__Challenge 1__:
According to the text on the collaborative filtering book recommender, how many ratings does the selected dataset contain?

__Text to read__:
— Start —

> # Collaborative Filtering Goodbooks Recommender System

In this project our aim is to find a rating-based or matching-based (binary) dataset that can be used to inform a recsys based on collaborative filtering and build a Python Notebook that:

   (1) Loads the dataset

   (2) Tries at least 2 different recommendation methods based on collaborative filtering (Tensorflow, Matrix factorization, Count-based)

   (3) Uses quantitative metrics to evaluate the recommendations of each of the two methods that you selected.

## About Dataset

To begin with, we have selected a dataset from kaggle containing ten thousand books & one million ratings. 

The dataset can be found [here](https://www.kaggle.com/datasets/zygmunt/goodbooks-10k?select=ratings.csv).

Some informations about the dataset:

   * Contains ratings for ten thousand popular books. 
   * As to the source, let's say that these ratings were found on the internet.

— End —

__Listed entries__:
— Start —

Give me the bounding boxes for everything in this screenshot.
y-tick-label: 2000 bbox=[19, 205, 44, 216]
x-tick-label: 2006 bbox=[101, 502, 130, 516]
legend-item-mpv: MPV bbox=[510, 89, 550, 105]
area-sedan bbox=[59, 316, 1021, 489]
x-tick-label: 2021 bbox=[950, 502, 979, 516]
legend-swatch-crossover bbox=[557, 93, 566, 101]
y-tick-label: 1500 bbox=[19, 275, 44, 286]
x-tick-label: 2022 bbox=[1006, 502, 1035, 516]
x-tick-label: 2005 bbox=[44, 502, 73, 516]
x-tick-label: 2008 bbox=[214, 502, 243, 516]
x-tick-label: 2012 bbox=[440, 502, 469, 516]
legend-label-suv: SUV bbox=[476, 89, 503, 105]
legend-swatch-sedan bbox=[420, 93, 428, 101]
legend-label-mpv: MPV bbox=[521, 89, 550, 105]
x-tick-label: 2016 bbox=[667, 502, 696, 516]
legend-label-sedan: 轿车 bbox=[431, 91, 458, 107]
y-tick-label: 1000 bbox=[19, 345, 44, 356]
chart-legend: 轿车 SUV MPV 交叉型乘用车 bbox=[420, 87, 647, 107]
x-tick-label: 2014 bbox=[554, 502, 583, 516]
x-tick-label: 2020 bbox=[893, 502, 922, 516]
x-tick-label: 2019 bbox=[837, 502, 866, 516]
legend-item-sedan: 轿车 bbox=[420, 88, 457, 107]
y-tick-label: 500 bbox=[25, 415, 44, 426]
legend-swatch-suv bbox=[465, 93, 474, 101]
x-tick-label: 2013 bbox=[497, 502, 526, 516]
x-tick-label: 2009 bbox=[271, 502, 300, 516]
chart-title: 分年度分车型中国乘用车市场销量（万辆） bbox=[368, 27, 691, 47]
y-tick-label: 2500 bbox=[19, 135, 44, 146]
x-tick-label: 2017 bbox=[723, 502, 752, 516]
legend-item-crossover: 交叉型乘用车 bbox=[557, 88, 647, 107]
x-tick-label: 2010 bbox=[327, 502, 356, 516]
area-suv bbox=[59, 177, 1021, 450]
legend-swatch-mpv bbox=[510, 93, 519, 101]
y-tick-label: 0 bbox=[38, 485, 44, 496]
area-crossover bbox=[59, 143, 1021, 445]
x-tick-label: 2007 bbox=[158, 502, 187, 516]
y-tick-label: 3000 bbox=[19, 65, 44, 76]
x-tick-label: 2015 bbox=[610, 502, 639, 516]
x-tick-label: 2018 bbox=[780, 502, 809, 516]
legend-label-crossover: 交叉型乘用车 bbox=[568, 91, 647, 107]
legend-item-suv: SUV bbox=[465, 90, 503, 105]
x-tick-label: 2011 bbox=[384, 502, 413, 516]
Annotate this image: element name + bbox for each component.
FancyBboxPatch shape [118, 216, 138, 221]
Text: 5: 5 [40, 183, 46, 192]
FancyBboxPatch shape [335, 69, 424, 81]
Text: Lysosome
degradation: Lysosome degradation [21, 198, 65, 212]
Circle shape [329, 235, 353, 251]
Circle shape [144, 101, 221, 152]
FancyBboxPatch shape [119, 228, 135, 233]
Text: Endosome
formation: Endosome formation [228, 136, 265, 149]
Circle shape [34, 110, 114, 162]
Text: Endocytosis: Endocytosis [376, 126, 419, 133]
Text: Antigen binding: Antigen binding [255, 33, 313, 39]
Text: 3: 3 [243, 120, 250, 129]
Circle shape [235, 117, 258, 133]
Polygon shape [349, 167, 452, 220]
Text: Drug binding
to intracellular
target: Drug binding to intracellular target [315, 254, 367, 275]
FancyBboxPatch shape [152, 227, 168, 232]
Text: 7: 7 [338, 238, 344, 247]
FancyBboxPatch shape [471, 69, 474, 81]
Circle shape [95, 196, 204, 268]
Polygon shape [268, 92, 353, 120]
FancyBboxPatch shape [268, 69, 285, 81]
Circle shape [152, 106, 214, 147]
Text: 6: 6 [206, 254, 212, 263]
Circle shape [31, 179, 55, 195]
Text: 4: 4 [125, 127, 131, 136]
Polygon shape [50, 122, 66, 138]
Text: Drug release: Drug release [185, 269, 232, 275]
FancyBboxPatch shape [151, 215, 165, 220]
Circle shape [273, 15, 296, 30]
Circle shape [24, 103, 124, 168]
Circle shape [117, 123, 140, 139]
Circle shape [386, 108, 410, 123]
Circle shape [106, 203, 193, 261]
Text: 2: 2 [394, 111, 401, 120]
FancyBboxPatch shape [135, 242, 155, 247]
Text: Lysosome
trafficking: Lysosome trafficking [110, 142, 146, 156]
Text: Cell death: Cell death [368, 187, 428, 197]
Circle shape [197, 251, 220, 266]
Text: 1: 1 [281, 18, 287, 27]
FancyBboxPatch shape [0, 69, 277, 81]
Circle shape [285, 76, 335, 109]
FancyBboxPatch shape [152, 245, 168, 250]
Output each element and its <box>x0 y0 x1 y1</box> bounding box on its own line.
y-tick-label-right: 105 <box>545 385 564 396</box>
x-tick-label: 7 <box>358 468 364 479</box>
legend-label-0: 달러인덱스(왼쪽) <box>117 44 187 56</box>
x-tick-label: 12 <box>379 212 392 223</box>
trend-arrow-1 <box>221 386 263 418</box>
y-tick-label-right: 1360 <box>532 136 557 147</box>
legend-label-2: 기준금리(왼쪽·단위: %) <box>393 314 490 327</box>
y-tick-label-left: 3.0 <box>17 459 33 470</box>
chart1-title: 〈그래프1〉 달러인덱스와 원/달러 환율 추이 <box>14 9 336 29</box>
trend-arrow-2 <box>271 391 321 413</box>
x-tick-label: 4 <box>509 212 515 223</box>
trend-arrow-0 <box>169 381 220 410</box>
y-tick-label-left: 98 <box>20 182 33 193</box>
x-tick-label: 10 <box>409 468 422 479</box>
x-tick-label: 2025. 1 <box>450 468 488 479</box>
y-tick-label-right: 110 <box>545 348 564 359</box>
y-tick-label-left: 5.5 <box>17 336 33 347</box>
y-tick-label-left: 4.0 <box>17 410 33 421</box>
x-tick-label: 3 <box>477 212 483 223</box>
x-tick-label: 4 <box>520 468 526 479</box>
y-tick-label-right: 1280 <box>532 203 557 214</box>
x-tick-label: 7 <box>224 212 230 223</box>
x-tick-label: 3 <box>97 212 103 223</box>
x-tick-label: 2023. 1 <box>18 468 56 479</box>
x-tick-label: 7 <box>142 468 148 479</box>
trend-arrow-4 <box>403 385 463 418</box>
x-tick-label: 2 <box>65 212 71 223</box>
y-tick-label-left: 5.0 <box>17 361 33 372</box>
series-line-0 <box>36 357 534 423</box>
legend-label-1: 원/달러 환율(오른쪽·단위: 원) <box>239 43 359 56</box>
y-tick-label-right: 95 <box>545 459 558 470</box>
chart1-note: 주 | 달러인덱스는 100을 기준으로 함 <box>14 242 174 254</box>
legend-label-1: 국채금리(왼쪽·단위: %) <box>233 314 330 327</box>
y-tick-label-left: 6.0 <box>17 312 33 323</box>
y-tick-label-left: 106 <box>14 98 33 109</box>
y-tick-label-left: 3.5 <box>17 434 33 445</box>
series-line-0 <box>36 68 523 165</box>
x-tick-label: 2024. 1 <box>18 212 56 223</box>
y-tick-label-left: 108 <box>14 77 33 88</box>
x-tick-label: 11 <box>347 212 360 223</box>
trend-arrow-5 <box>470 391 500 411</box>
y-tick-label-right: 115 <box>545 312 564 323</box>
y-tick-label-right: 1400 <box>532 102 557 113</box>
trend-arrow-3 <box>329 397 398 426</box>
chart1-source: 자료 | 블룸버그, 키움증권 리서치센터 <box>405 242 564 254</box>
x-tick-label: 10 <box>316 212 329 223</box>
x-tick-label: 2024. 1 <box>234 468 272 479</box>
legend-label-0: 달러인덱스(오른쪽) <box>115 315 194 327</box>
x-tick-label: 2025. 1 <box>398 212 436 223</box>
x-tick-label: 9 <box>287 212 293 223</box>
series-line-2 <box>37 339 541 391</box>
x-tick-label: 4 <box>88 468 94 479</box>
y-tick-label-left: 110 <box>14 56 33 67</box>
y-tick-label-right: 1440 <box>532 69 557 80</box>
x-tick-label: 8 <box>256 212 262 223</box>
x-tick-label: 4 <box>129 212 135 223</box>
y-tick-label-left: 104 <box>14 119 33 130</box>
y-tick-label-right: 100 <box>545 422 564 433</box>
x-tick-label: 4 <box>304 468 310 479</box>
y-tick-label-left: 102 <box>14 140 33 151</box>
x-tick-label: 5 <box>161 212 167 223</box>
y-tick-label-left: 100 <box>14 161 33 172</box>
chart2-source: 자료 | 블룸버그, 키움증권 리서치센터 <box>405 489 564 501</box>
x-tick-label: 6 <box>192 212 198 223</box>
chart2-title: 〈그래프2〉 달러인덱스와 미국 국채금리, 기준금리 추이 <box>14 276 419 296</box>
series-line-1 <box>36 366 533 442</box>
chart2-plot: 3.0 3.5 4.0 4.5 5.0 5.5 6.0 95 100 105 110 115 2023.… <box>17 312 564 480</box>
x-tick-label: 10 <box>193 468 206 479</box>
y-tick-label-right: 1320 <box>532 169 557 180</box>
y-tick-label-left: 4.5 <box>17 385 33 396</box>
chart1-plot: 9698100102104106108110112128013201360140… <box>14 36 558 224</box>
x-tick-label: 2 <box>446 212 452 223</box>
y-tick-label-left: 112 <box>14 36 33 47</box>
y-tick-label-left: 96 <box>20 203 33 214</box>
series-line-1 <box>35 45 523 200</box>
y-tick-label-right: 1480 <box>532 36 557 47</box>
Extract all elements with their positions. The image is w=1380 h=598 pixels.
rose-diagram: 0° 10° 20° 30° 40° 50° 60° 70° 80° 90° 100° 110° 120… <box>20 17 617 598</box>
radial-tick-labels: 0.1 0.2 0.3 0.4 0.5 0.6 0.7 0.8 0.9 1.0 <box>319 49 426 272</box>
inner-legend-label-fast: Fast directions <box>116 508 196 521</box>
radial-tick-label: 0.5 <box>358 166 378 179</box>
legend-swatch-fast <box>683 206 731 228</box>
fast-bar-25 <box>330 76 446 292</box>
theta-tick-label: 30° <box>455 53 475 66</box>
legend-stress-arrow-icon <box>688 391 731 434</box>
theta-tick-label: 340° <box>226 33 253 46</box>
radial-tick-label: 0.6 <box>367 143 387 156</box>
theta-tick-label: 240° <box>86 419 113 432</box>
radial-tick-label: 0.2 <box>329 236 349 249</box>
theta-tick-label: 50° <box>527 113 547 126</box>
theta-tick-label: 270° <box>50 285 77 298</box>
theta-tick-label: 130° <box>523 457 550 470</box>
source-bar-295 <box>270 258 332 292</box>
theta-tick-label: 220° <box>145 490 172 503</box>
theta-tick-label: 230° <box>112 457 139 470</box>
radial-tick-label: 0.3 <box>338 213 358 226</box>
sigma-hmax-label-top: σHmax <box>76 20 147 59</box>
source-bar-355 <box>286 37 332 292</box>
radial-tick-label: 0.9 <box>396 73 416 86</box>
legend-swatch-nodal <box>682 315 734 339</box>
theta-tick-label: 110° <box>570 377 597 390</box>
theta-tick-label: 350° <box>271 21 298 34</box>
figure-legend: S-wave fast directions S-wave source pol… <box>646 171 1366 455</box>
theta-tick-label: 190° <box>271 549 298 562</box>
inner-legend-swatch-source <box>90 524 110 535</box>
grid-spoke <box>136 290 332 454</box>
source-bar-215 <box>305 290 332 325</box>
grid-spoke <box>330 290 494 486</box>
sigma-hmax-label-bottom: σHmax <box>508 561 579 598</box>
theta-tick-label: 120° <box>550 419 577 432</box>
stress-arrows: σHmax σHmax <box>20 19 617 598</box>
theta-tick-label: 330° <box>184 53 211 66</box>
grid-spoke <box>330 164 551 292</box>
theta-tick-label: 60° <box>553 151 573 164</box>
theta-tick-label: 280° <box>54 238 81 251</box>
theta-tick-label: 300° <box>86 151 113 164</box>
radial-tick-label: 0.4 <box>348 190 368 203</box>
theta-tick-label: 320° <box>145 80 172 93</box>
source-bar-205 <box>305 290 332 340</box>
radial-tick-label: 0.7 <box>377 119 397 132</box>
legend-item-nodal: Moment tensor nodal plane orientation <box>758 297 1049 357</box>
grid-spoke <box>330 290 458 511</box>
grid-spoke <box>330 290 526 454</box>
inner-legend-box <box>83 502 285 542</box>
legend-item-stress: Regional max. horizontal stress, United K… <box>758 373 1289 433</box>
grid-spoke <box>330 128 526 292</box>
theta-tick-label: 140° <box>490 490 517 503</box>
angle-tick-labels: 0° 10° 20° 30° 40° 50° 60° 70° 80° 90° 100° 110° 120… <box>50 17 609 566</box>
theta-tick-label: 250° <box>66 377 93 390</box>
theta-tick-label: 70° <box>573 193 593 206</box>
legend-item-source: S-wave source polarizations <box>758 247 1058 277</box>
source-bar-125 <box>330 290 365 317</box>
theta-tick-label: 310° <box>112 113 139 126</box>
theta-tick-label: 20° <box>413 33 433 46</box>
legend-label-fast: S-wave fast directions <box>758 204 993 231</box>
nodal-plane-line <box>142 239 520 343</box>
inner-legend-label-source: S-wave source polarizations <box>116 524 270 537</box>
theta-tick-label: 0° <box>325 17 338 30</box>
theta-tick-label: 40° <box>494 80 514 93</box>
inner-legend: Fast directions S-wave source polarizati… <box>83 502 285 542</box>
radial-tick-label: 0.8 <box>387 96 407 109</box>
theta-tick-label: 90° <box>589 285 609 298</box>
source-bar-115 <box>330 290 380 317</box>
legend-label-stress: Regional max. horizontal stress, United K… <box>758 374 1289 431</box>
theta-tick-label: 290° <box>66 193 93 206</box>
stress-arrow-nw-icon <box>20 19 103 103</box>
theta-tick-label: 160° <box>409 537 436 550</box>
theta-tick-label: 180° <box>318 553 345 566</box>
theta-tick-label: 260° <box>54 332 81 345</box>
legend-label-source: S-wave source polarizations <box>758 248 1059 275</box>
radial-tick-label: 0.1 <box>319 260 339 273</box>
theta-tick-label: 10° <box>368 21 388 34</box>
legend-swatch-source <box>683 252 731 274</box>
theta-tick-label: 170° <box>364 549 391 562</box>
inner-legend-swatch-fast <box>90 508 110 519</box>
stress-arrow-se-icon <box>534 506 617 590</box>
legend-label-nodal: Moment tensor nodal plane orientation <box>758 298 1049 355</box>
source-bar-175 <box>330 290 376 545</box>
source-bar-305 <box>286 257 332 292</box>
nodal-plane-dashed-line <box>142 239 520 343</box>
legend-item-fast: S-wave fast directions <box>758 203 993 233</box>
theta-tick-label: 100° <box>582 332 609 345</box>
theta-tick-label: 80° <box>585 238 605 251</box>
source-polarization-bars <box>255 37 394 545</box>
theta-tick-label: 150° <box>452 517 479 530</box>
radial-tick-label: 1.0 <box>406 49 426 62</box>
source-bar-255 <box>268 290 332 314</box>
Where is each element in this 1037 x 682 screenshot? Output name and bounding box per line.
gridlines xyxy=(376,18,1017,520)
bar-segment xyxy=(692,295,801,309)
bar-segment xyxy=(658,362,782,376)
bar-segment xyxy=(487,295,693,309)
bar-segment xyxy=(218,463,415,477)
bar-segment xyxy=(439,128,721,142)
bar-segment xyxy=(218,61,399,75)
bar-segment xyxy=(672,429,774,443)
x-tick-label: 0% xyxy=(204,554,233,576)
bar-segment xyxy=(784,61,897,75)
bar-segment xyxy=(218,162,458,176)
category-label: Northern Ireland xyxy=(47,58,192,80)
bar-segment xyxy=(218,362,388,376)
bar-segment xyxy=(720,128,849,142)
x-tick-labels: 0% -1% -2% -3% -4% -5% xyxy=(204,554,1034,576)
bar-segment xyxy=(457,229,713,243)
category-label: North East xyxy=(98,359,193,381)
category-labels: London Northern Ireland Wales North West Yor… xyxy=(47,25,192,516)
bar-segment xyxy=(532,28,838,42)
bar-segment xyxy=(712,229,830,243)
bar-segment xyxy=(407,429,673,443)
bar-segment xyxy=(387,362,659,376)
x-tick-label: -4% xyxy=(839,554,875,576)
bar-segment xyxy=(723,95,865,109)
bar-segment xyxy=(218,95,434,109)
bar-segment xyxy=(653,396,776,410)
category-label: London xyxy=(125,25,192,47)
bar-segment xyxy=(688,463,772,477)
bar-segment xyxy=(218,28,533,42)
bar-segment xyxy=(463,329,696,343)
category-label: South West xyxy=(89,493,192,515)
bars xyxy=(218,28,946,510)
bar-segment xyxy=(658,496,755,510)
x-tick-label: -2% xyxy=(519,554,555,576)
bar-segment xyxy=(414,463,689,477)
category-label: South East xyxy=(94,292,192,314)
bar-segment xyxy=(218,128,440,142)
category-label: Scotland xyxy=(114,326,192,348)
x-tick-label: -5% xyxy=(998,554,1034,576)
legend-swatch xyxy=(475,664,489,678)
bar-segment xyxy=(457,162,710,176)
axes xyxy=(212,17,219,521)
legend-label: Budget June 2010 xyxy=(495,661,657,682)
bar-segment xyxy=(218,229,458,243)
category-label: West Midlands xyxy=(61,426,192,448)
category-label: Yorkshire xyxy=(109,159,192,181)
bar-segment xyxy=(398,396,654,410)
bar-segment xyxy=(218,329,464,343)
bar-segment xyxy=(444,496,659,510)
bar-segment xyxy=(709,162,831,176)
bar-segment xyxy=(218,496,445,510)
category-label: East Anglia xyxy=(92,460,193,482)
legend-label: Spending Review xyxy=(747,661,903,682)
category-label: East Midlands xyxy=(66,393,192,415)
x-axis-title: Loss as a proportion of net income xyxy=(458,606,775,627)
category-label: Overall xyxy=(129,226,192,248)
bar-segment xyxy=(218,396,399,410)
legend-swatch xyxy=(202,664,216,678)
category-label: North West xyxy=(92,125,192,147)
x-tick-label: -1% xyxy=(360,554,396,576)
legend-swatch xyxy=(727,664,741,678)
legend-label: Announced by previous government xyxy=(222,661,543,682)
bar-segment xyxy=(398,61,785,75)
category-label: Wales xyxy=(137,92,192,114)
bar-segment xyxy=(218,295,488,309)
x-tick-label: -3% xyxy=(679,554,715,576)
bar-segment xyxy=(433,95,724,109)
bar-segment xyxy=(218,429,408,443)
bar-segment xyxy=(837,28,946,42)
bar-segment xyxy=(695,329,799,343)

— End —

__Challenge 2__:
Echo the stretch of the records from the very first line through the line containing "x-tick-label: 2012 bbox=[440, 502, 469, 516]", both included.

__Task solution 1__:
One million ratings.

__Task solution 2__:
Give me the bounding boxes for everything in this screenshot.
y-tick-label: 2000 bbox=[19, 205, 44, 216]
x-tick-label: 2006 bbox=[101, 502, 130, 516]
legend-item-mpv: MPV bbox=[510, 89, 550, 105]
area-sedan bbox=[59, 316, 1021, 489]
x-tick-label: 2021 bbox=[950, 502, 979, 516]
legend-swatch-crossover bbox=[557, 93, 566, 101]
y-tick-label: 1500 bbox=[19, 275, 44, 286]
x-tick-label: 2022 bbox=[1006, 502, 1035, 516]
x-tick-label: 2005 bbox=[44, 502, 73, 516]
x-tick-label: 2008 bbox=[214, 502, 243, 516]
x-tick-label: 2012 bbox=[440, 502, 469, 516]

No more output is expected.